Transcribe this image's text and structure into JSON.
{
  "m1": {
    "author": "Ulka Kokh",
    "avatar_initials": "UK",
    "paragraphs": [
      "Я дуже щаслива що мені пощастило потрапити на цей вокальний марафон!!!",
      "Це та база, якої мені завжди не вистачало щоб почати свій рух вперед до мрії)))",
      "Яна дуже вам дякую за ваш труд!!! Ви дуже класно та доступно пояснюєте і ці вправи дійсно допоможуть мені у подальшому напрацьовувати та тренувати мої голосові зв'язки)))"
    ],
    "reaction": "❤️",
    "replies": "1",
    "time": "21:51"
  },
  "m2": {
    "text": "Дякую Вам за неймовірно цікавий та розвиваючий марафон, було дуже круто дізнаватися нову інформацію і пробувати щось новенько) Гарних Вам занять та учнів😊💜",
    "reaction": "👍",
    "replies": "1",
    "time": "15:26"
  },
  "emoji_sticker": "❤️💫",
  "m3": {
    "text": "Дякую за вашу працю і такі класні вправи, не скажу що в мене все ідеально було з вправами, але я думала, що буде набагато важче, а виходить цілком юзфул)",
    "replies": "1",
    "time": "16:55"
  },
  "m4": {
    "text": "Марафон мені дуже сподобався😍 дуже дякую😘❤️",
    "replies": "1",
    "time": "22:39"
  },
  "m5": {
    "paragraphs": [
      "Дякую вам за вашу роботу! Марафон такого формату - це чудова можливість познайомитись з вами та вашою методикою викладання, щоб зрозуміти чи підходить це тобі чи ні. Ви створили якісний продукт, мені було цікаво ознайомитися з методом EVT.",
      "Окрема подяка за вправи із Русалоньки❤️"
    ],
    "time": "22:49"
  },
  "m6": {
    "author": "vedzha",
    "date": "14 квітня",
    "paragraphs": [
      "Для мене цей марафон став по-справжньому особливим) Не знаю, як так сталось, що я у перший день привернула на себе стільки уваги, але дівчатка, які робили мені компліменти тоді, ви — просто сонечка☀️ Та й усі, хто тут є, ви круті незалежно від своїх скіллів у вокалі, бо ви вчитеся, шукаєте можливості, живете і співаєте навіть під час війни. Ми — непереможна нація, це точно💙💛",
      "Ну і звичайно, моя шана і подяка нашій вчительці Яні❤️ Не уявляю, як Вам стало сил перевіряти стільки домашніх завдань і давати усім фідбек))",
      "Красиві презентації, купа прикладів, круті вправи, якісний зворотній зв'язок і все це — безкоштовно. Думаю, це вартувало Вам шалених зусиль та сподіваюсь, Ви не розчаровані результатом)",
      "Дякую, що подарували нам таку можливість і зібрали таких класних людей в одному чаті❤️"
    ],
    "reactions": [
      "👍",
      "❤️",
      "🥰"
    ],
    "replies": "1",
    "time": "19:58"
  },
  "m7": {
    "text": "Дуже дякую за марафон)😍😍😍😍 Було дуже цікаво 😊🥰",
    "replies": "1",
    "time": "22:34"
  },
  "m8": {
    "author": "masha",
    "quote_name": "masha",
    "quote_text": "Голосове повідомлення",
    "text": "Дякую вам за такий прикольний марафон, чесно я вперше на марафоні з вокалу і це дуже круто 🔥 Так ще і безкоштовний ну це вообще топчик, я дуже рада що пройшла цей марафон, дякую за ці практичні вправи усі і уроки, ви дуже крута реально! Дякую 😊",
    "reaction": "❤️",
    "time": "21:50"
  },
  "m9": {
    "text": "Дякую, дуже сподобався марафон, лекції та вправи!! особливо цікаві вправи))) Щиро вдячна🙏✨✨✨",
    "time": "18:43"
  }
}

..............................

### WRITTEN PROBLEM
Take the data above and return it exactly.

### RIGHT ANSWER
Transcribe this image's text and structure into JSON.
{
  "m1": {
    "author": "Ulka Kokh",
    "avatar_initials": "UK",
    "paragraphs": [
      "Я дуже щаслива що мені пощастило потрапити на цей вокальний марафон!!!",
      "Це та база, якої мені завжди не вистачало щоб почати свій рух вперед до мрії)))",
      "Яна дуже вам дякую за ваш труд!!! Ви дуже класно та доступно пояснюєте і ці вправи дійсно допоможуть мені у подальшому напрацьовувати та тренувати мої голосові зв'язки)))"
    ],
    "reaction": "❤️",
    "replies": "1",
    "time": "21:51"
  },
  "m2": {
    "text": "Дякую Вам за неймовірно цікавий та розвиваючий марафон, було дуже круто дізнаватися нову інформацію і пробувати щось новенько) Гарних Вам занять та учнів😊💜",
    "reaction": "👍",
    "replies": "1",
    "time": "15:26"
  },
  "emoji_sticker": "❤️💫",
  "m3": {
    "text": "Дякую за вашу працю і такі класні вправи, не скажу що в мене все ідеально було з вправами, але я думала, що буде набагато важче, а виходить цілком юзфул)",
    "replies": "1",
    "time": "16:55"
  },
  "m4": {
    "text": "Марафон мені дуже сподобався😍 дуже дякую😘❤️",
    "replies": "1",
    "time": "22:39"
  },
  "m5": {
    "paragraphs": [
      "Дякую вам за вашу роботу! Марафон такого формату - це чудова можливість познайомитись з вами та вашою методикою викладання, щоб зрозуміти чи підходить це тобі чи ні. Ви створили якісний продукт, мені було цікаво ознайомитися з методом EVT.",
      "Окрема подяка за вправи із Русалоньки❤️"
    ],
    "time": "22:49"
  },
  "m6": {
    "author": "vedzha",
    "date": "14 квітня",
    "paragraphs": [
      "Для мене цей марафон став по-справжньому особливим) Не знаю, як так сталось, що я у перший день привернула на себе стільки уваги, але дівчатка, які робили мені компліменти тоді, ви — просто сонечка☀️ Та й усі, хто тут є, ви круті незалежно від своїх скіллів у вокалі, бо ви вчитеся, шукаєте можливості, живете і співаєте навіть під час війни. Ми — непереможна нація, це точно💙💛",
      "Ну і звичайно, моя шана і подяка нашій вчительці Яні❤️ Не уявляю, як Вам стало сил перевіряти стільки домашніх завдань і давати усім фідбек))",
      "Красиві презентації, купа прикладів, круті вправи, якісний зворотній зв'язок і все це — безкоштовно. Думаю, це вартувало Вам шалених зусиль та сподіваюсь, Ви не розчаровані результатом)",
      "Дякую, що подарували нам таку можливість і зібрали таких класних людей в одному чаті❤️"
    ],
    "reactions": [
      "👍",
      "❤️",
      "🥰"
    ],
    "replies": "1",
    "time": "19:58"
  },
  "m7": {
    "text": "Дуже дякую за марафон)😍😍😍😍 Було дуже цікаво 😊🥰",
    "replies": "1",
    "time": "22:34"
  },
  "m8": {
    "author": "masha",
    "quote_name": "masha",
    "quote_text": "Голосове повідомлення",
    "text": "Дякую вам за такий прикольний марафон, чесно я вперше на марафоні з вокалу і це дуже круто 🔥 Так ще і безкоштовний ну це вообще топчик, я дуже рада що пройшла цей марафон, дякую за ці практичні вправи усі і уроки, ви дуже крута реально! Дякую 😊",
    "reaction": "❤️",
    "time": "21:50"
  },
  "m9": {
    "text": "Дякую, дуже сподобався марафон, лекції та вправи!! особливо цікаві вправи))) Щиро вдячна🙏✨✨✨",
    "time": "18:43"
  }
}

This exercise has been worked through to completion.